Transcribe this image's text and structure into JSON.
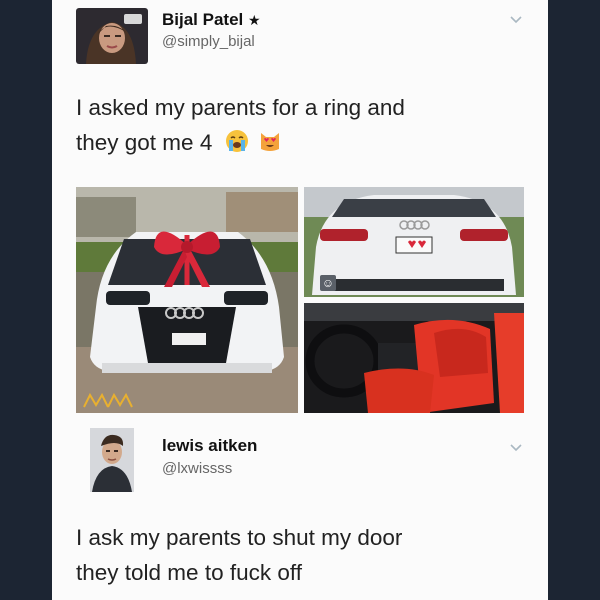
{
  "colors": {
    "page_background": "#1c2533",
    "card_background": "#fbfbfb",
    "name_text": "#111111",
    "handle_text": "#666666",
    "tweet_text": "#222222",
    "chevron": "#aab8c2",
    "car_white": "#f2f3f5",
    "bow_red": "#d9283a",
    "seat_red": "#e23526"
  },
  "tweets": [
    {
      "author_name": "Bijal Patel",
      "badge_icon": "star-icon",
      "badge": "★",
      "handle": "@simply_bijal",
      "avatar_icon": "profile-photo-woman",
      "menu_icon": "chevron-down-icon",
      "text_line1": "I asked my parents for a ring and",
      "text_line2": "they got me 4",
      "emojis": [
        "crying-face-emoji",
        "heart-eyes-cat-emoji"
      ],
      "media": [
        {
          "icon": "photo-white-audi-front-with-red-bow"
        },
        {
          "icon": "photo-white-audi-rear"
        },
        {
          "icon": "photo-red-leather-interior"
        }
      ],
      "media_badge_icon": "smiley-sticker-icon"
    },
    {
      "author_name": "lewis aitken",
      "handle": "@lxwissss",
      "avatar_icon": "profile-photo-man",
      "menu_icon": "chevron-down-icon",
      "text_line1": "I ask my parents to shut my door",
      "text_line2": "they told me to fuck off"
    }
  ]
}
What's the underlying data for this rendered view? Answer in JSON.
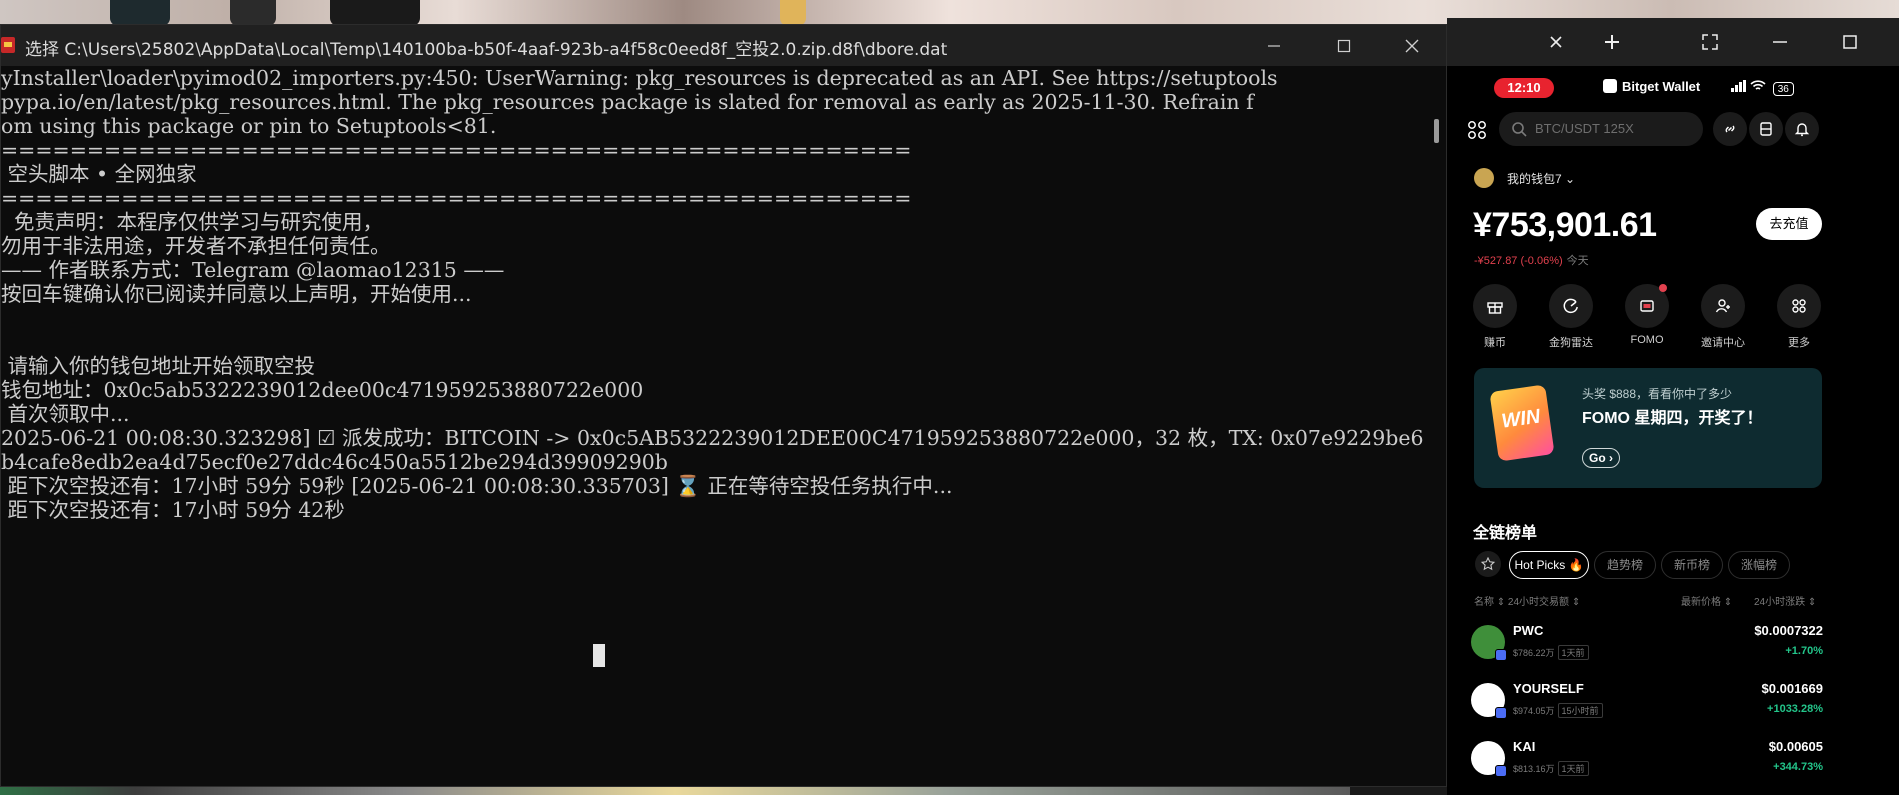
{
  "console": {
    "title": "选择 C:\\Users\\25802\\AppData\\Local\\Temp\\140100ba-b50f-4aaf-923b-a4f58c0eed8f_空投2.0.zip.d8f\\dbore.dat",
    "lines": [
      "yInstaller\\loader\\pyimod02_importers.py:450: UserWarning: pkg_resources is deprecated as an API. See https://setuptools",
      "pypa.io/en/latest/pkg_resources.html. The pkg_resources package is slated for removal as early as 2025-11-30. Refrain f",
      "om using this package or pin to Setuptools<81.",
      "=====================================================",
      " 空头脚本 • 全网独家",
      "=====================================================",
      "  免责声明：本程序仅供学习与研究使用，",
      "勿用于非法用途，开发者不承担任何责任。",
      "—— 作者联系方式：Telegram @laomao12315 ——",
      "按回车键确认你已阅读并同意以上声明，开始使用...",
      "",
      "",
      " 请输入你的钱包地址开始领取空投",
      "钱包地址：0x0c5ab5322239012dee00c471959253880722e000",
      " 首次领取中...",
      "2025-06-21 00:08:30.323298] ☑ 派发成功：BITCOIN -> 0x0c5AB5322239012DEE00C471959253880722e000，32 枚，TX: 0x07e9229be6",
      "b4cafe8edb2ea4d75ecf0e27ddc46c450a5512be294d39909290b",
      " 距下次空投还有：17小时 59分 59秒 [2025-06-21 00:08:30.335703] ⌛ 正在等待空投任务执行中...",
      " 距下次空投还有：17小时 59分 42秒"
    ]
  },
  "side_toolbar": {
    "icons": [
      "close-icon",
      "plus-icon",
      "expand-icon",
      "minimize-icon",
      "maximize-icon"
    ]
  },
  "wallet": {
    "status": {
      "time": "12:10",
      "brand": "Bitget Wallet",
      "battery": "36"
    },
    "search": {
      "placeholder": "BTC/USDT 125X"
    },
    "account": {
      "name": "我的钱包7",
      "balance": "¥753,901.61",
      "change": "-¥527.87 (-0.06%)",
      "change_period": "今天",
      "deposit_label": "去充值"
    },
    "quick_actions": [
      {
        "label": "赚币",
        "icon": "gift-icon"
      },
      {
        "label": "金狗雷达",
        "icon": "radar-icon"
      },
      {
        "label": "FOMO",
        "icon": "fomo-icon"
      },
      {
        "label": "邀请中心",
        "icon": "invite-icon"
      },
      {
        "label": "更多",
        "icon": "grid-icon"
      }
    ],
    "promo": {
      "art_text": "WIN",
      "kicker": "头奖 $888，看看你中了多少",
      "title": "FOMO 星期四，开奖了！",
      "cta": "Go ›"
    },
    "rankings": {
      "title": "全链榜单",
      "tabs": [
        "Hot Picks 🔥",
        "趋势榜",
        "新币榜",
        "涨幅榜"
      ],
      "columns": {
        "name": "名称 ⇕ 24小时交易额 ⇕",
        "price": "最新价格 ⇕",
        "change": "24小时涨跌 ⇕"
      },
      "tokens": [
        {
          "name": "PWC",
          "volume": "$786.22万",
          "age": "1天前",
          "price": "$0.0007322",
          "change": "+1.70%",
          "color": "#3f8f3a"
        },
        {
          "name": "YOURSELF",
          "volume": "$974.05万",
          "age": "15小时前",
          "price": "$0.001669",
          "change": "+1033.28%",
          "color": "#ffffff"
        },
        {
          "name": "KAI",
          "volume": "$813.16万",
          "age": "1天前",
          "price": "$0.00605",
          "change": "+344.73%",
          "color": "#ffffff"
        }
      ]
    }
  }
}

...

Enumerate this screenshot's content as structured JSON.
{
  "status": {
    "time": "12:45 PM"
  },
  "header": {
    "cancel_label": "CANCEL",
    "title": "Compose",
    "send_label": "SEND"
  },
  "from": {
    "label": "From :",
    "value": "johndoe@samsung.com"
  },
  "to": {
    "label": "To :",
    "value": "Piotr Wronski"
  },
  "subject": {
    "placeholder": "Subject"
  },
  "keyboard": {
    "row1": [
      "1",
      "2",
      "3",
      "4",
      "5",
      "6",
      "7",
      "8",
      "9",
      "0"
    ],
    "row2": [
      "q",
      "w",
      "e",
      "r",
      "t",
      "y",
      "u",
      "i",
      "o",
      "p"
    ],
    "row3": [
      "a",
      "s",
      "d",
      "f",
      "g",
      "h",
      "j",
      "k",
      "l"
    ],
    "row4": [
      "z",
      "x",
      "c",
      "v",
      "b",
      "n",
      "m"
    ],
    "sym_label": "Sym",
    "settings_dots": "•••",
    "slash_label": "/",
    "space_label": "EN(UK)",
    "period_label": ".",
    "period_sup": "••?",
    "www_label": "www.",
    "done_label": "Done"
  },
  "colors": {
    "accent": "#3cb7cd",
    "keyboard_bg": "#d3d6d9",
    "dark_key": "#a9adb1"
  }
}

■ STATED TASK
Copy each line above containing the string "value".

■ OUTPUT
    "value": "johndoe@samsung.com"
    "value": "Piotr Wronski"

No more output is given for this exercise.